Write out the material exactly, without any of its pictures.
## Begin RECORDS FOR THE TASK
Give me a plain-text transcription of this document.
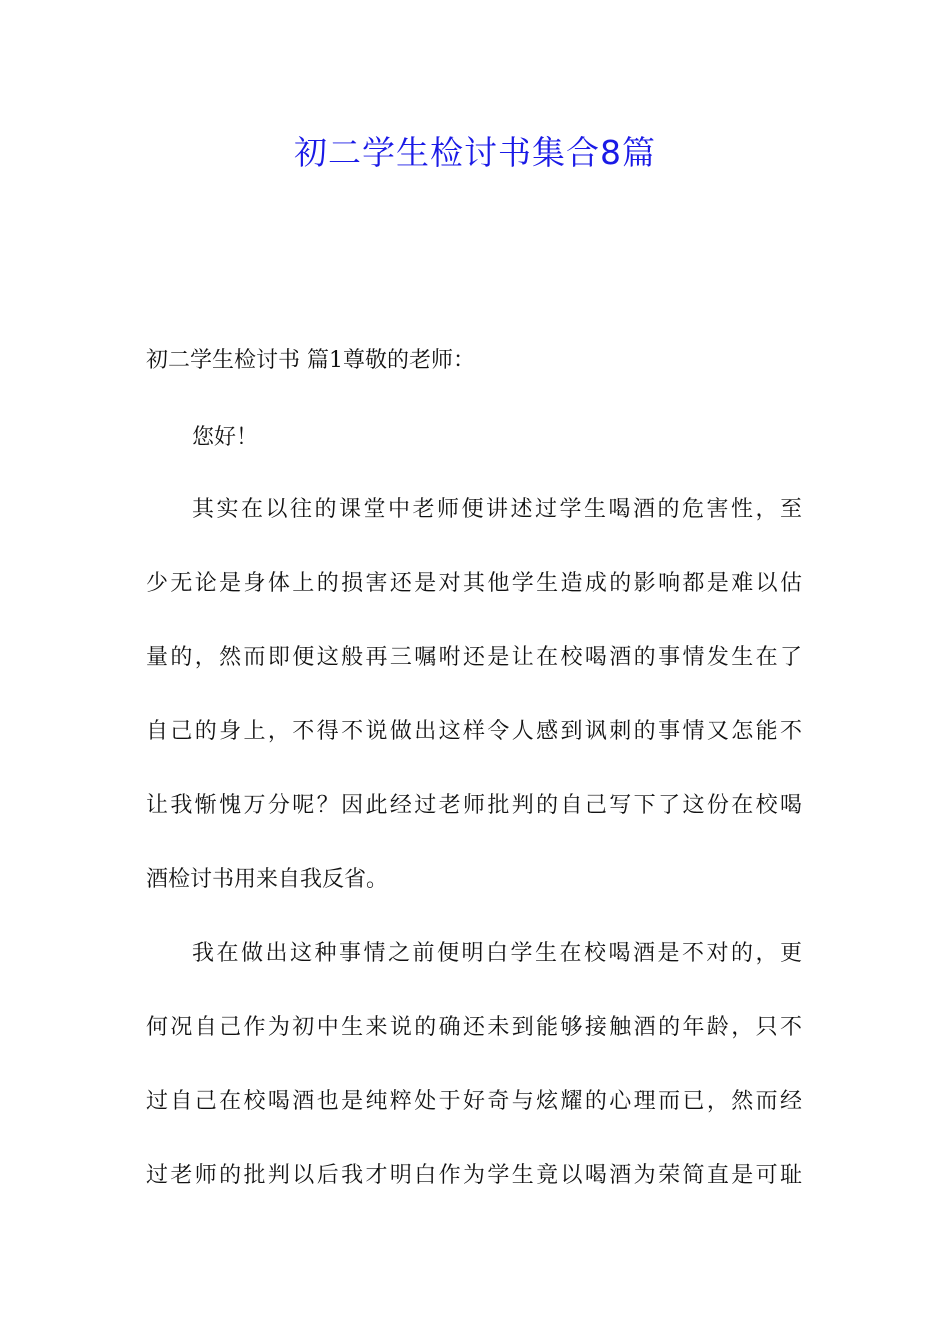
初二学生检讨书集合8篇
初二学生检讨书 篇1尊敬的老师：
您好！
其实在以往的课堂中老师便讲述过学生喝酒的危害性，至
少无论是身体上的损害还是对其他学生造成的影响都是难以估
量的，然而即便这般再三嘱咐还是让在校喝酒的事情发生在了
自己的身上，不得不说做出这样令人感到讽刺的事情又怎能不
让我惭愧万分呢？因此经过老师批判的自己写下了这份在校喝
酒检讨书用来自我反省。
我在做出这种事情之前便明白学生在校喝酒是不对的，更
何况自己作为初中生来说的确还未到能够接触酒的年龄，只不
过自己在校喝酒也是纯粹处于好奇与炫耀的心理而已，然而经
过老师的批判以后我才明白作为学生竟以喝酒为荣简直是可耻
## End RECORDS FOR THE TASK
REPLY:
Give me a plain-text transcription of this document.
初二学生检讨书集合8篇
初二学生检讨书 篇1尊敬的老师：
您好！
其实在以往的课堂中老师便讲述过学生喝酒的危害性，至
少无论是身体上的损害还是对其他学生造成的影响都是难以估
量的，然而即便这般再三嘱咐还是让在校喝酒的事情发生在了
自己的身上，不得不说做出这样令人感到讽刺的事情又怎能不
让我惭愧万分呢？因此经过老师批判的自己写下了这份在校喝
酒检讨书用来自我反省。
我在做出这种事情之前便明白学生在校喝酒是不对的，更
何况自己作为初中生来说的确还未到能够接触酒的年龄，只不
过自己在校喝酒也是纯粹处于好奇与炫耀的心理而已，然而经
过老师的批判以后我才明白作为学生竟以喝酒为荣简直是可耻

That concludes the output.